(Records excerpted from a collection)
----------

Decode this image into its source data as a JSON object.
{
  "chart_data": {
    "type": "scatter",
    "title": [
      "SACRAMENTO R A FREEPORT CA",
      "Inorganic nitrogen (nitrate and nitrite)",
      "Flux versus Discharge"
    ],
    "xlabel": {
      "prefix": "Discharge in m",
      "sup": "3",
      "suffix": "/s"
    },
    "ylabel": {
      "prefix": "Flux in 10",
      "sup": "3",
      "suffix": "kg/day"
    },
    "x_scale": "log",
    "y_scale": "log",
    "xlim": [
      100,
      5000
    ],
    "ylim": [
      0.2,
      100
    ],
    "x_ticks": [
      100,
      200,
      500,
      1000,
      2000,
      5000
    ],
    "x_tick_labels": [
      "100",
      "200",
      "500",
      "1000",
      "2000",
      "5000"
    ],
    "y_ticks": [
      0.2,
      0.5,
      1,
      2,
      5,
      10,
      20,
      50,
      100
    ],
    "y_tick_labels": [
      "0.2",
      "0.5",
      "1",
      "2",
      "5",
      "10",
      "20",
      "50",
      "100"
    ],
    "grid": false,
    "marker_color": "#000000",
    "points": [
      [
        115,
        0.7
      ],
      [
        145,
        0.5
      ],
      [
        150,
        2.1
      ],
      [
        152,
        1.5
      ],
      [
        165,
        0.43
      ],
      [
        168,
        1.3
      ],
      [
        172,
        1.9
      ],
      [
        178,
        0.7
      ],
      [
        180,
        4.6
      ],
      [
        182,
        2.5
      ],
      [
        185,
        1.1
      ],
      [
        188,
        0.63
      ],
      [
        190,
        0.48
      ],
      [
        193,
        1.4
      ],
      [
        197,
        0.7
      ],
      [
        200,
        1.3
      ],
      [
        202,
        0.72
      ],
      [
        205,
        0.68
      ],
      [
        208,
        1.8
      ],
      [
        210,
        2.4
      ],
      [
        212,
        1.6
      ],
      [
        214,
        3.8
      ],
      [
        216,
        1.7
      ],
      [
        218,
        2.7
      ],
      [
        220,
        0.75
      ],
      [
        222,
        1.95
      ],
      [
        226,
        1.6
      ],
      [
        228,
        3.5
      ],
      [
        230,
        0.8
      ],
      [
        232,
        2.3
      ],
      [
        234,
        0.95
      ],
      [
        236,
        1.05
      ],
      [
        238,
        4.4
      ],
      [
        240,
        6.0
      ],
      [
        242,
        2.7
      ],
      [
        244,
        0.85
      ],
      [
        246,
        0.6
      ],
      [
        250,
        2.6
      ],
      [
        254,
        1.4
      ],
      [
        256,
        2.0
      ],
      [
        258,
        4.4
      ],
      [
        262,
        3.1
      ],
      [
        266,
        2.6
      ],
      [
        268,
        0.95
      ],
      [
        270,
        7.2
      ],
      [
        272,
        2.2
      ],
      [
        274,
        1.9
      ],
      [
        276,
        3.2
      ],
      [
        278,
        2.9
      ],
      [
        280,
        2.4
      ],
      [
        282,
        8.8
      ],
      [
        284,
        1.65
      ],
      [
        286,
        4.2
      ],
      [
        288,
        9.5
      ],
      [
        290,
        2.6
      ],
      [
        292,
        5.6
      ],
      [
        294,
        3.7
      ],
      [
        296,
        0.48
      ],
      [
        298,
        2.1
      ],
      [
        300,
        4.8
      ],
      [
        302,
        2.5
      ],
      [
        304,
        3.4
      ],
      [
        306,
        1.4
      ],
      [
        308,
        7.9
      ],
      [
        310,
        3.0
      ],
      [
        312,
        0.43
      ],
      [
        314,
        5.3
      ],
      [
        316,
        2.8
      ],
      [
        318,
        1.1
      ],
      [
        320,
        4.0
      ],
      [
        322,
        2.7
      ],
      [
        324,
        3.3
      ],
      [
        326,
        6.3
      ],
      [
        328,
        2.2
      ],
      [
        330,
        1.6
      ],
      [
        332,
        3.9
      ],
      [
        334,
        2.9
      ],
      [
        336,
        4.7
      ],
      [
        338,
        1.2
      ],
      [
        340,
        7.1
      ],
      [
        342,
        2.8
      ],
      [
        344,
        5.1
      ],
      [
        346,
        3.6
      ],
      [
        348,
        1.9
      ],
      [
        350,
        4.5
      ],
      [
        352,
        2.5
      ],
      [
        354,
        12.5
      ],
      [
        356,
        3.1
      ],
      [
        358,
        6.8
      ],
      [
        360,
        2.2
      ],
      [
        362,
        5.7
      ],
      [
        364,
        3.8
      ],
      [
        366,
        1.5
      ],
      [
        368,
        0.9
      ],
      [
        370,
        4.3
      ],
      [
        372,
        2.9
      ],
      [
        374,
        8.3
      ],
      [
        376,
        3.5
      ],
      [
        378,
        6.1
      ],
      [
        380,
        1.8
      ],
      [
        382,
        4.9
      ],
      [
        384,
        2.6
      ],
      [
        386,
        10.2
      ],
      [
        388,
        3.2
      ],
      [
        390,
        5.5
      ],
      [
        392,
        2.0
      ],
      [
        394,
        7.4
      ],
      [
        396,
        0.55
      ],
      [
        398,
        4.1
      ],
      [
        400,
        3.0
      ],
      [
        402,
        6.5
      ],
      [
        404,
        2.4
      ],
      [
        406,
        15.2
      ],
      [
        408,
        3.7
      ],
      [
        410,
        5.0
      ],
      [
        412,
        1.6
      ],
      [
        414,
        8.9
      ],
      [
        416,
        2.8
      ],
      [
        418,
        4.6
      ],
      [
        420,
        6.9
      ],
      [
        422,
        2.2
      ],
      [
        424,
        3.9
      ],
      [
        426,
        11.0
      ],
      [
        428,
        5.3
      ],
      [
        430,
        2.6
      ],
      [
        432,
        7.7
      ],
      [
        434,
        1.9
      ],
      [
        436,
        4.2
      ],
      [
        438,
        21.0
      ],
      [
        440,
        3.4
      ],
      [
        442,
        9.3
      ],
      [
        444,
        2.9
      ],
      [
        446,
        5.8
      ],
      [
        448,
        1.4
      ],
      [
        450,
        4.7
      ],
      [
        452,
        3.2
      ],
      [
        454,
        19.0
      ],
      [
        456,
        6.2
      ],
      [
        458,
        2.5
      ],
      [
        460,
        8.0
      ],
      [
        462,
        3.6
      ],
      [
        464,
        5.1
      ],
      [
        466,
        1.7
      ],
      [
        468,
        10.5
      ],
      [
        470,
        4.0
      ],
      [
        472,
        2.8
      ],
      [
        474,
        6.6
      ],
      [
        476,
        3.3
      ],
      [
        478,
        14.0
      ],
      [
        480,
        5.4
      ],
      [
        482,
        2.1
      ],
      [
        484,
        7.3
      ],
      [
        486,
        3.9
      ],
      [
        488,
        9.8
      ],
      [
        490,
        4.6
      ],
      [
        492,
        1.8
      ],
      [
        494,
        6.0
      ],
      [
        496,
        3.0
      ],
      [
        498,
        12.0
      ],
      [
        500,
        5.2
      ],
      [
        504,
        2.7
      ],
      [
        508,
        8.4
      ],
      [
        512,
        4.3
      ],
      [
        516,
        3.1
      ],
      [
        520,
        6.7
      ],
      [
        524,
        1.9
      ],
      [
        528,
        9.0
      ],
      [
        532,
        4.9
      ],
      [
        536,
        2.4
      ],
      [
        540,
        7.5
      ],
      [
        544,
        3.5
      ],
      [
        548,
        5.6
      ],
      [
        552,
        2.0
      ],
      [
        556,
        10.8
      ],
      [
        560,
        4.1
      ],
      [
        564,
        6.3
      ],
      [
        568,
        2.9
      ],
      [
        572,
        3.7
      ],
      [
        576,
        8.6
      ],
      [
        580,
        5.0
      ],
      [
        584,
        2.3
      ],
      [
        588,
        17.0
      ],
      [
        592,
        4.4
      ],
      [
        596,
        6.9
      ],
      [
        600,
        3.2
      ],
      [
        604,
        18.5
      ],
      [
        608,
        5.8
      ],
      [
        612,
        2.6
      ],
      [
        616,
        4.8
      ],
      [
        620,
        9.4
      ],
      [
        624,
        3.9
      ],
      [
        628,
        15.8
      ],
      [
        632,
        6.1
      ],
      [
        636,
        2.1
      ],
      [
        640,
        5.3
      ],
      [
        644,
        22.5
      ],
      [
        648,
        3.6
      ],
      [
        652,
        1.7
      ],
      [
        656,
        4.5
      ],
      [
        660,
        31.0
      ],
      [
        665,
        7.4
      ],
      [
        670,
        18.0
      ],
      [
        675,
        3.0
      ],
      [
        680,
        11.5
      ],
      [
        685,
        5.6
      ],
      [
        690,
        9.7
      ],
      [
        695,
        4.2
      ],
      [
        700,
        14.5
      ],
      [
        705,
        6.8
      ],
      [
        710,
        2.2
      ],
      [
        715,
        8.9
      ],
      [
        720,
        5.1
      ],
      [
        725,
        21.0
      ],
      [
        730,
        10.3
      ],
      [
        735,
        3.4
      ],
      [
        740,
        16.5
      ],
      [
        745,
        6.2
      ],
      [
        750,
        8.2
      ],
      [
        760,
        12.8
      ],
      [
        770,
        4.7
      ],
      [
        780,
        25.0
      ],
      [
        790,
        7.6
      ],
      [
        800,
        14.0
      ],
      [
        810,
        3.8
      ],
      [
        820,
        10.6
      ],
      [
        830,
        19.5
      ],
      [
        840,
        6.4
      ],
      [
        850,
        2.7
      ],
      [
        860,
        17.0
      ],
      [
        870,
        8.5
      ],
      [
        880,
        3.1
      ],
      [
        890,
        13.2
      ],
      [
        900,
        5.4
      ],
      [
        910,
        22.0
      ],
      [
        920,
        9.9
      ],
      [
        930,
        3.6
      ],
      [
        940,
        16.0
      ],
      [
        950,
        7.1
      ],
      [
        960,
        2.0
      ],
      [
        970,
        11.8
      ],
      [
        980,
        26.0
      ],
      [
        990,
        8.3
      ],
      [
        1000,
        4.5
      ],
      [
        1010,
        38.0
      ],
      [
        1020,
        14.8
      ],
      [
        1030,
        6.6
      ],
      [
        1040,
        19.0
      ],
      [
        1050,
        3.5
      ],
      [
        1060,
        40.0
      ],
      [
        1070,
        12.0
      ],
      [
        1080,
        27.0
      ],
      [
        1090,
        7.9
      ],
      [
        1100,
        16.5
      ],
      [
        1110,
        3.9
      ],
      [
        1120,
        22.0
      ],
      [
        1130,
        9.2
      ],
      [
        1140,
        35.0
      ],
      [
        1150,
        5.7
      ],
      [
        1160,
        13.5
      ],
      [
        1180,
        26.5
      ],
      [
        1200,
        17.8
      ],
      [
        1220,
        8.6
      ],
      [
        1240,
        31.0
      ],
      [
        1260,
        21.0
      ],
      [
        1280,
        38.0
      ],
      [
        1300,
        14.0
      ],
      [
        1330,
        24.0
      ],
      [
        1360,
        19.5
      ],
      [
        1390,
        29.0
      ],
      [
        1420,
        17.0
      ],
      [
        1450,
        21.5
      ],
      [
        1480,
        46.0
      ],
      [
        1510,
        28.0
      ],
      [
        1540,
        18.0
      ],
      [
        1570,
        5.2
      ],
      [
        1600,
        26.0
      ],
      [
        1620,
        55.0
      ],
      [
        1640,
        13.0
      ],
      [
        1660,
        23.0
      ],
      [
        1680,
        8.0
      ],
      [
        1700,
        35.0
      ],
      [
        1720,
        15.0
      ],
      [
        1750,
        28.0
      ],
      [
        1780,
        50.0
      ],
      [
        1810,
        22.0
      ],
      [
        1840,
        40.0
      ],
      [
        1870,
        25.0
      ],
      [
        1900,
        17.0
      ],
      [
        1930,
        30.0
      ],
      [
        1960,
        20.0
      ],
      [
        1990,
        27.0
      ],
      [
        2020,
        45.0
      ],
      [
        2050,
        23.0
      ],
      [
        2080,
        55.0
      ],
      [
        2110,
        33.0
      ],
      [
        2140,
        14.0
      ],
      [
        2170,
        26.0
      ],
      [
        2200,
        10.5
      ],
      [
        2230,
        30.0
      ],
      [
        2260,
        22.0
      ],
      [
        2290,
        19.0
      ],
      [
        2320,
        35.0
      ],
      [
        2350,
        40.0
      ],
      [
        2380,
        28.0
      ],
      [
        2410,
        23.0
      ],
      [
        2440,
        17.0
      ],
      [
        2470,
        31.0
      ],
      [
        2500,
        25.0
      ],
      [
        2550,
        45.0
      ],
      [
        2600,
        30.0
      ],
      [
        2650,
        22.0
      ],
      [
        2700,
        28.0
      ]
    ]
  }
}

----------

**Challenge**: Of the lines above, how many contain the string "Flux"? Only the number is required.

**Complete answer**: 2